------ Entries provided

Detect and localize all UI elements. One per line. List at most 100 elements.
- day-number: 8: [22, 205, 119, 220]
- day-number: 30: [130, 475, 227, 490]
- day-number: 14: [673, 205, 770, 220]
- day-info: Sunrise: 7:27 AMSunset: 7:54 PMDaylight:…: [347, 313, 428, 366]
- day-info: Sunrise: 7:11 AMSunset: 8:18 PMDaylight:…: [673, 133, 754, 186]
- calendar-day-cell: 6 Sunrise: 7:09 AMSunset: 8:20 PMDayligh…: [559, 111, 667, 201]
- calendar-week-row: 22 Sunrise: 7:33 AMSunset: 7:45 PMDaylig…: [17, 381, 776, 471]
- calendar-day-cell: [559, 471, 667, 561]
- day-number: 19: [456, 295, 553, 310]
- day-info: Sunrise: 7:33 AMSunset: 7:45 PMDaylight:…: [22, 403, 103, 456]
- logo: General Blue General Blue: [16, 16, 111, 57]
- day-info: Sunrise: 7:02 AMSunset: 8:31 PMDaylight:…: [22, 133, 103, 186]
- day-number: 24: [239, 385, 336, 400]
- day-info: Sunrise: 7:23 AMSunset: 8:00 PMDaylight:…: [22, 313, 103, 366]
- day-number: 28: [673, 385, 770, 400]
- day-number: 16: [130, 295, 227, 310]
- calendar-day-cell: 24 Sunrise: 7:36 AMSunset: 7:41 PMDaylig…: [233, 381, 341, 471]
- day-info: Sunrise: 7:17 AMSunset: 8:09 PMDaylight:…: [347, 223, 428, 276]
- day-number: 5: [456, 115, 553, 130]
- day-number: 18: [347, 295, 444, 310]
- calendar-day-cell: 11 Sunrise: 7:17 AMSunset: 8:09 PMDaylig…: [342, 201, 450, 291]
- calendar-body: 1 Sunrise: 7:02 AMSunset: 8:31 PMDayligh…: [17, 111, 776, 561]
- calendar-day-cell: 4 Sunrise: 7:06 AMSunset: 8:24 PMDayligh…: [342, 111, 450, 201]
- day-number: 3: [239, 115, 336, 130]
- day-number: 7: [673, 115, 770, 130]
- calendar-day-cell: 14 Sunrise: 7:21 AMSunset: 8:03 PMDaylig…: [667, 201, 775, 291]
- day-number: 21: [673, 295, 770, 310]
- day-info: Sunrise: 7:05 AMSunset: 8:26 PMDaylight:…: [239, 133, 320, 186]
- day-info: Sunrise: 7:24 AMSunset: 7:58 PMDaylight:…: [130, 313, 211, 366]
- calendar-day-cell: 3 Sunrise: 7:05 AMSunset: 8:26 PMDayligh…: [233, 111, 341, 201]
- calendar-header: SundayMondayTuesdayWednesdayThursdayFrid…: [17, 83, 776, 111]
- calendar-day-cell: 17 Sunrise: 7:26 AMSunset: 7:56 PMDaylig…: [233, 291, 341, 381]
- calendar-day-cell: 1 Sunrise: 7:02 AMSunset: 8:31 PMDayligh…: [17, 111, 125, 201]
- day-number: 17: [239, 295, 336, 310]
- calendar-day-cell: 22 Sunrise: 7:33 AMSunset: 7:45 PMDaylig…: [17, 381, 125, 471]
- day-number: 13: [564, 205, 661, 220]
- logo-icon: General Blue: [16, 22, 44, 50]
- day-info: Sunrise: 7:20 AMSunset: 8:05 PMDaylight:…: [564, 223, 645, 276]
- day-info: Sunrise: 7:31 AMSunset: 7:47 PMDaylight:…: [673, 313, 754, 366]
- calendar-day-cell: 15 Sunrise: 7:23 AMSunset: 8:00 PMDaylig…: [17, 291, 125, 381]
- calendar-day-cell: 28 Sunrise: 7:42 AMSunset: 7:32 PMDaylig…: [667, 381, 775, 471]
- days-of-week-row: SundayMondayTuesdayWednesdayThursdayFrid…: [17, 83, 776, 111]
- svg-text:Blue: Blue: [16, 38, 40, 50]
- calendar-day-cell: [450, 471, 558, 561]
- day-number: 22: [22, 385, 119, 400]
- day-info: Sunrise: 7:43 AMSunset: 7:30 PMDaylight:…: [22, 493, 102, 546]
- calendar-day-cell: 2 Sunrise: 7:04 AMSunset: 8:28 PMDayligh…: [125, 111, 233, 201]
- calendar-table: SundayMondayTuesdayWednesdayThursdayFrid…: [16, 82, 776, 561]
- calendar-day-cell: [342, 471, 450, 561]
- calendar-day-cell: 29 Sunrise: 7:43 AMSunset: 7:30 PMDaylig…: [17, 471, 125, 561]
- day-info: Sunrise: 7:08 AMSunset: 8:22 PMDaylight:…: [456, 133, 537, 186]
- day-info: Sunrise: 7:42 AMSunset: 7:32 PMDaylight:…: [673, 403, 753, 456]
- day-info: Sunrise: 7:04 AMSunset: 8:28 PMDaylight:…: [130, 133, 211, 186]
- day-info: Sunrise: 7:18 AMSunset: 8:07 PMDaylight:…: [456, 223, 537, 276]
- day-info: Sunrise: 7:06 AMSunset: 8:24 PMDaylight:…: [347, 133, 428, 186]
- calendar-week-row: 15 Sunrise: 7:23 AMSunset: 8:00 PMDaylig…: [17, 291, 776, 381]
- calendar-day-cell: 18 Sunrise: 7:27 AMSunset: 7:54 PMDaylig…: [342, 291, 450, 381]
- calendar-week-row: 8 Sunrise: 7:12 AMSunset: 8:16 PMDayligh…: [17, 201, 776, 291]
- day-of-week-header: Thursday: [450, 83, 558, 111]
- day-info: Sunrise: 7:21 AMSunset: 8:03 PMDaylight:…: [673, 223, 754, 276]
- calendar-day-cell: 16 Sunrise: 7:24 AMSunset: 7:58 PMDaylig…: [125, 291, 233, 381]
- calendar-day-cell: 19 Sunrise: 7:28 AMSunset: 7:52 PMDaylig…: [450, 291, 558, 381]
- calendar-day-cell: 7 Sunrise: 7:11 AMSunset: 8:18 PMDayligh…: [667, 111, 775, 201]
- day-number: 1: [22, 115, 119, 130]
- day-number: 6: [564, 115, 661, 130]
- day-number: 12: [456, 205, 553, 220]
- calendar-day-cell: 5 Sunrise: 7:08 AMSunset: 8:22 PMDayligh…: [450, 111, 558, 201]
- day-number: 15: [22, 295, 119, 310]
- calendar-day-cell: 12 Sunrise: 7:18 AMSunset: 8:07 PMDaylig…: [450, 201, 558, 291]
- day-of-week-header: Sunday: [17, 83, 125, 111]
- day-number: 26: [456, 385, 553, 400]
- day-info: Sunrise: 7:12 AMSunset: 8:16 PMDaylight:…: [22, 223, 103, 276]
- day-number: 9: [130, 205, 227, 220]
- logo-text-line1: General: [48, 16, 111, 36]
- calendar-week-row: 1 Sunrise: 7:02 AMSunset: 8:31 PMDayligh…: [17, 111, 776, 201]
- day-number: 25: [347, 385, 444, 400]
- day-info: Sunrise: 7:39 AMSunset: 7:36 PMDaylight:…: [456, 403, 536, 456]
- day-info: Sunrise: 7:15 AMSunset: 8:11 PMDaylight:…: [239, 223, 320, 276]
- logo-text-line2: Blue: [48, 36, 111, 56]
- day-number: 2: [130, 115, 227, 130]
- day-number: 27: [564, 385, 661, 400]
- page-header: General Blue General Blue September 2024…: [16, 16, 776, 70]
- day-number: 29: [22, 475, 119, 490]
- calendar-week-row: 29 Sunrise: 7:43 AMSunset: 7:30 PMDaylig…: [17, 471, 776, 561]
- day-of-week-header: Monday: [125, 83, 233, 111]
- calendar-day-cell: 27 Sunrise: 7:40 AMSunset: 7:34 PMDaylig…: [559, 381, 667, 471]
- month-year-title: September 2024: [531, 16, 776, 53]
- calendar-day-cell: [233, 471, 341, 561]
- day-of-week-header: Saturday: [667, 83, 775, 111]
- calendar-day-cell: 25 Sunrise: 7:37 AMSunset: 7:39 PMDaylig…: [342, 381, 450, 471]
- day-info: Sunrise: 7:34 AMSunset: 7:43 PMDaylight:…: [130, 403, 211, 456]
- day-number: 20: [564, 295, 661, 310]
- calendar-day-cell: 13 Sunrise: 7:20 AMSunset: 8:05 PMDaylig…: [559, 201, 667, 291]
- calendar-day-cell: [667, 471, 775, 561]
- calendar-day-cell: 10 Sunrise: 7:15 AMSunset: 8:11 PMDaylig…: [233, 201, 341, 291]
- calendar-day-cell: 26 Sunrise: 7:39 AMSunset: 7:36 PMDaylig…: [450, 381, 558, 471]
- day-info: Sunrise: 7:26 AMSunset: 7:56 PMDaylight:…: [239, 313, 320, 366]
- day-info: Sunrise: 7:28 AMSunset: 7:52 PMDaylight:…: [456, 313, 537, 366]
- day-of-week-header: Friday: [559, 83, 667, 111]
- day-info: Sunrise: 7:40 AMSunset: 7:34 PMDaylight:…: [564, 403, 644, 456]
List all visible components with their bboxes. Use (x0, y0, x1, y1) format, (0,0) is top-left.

------------
------ Entries provided

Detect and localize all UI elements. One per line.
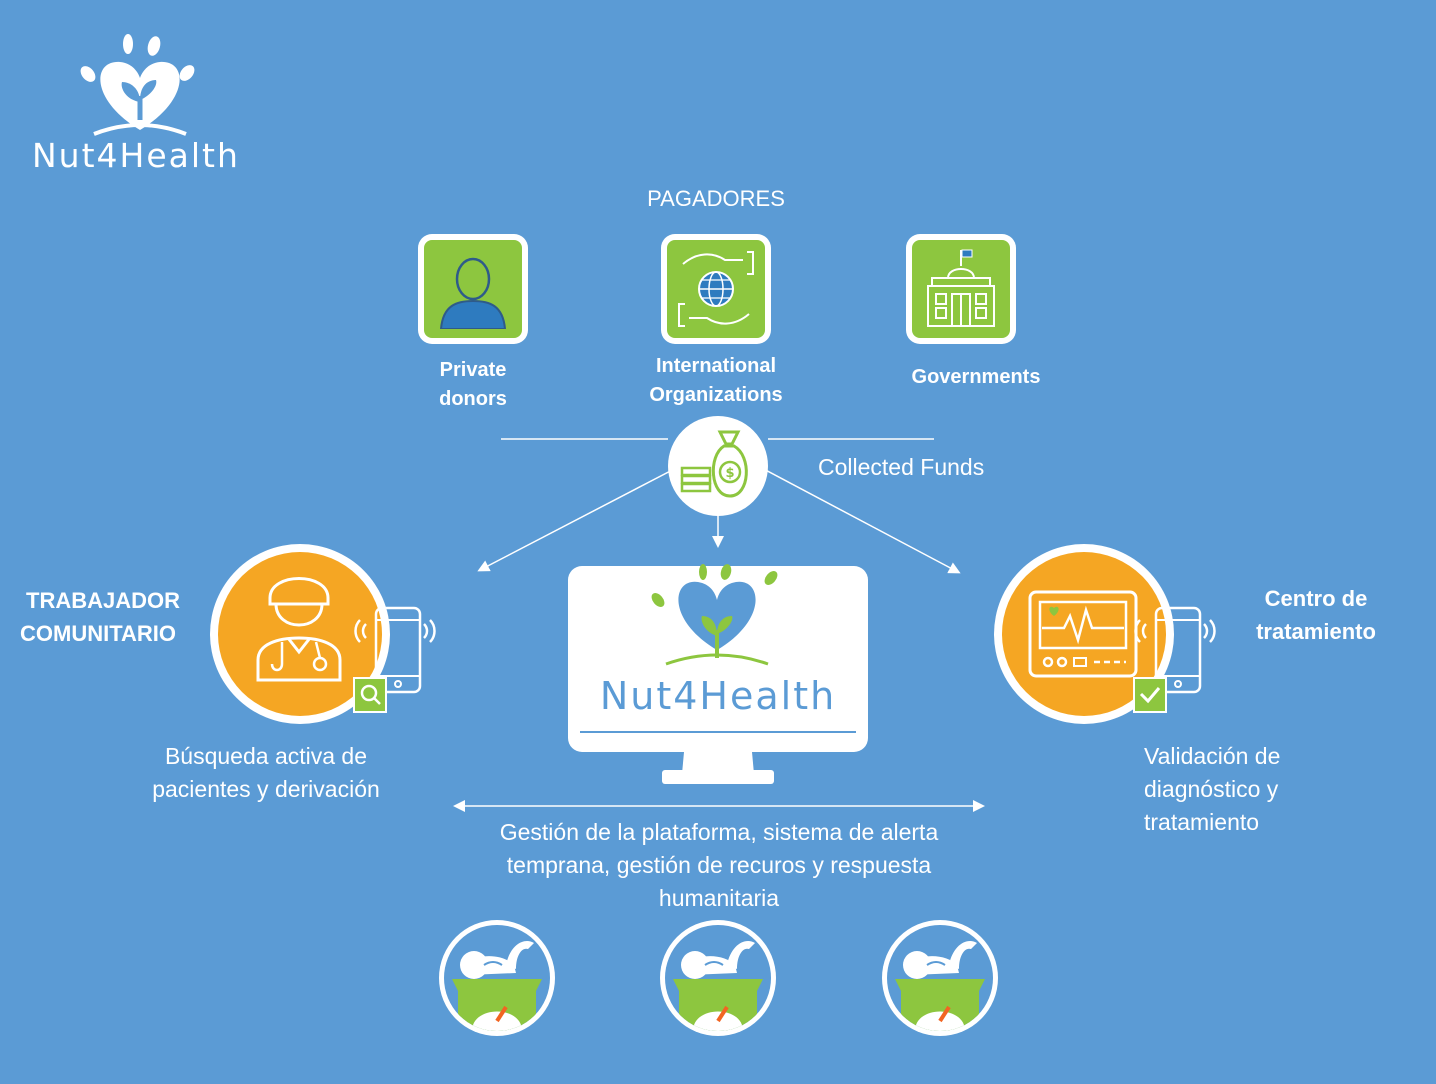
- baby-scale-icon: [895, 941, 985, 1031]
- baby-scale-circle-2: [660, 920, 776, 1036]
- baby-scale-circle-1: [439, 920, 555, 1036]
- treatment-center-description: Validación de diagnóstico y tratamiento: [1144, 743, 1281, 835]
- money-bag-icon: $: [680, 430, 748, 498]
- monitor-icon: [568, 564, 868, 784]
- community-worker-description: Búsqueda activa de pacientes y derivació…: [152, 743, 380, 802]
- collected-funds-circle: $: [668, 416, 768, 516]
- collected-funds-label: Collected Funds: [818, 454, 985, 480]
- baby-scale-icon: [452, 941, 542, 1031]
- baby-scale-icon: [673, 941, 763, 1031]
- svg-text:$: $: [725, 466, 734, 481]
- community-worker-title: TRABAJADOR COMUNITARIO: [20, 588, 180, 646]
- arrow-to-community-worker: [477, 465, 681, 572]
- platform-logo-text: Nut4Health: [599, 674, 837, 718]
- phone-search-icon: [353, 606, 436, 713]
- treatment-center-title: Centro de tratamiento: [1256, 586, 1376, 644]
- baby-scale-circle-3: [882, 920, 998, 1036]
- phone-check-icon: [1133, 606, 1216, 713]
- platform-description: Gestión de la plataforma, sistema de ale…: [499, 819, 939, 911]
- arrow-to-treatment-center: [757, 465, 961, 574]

------------

Which lines of the rows above contain the string "description", matching its case exactly? Copy out each of those lines.

- treatment-center-description: Validación de diagnóstico y tratamiento: [1144, 743, 1281, 835]
- community-worker-description: Búsqueda activa de pacientes y derivació…: [152, 743, 380, 802]
- platform-description: Gestión de la plataforma, sistema de ale…: [499, 819, 939, 911]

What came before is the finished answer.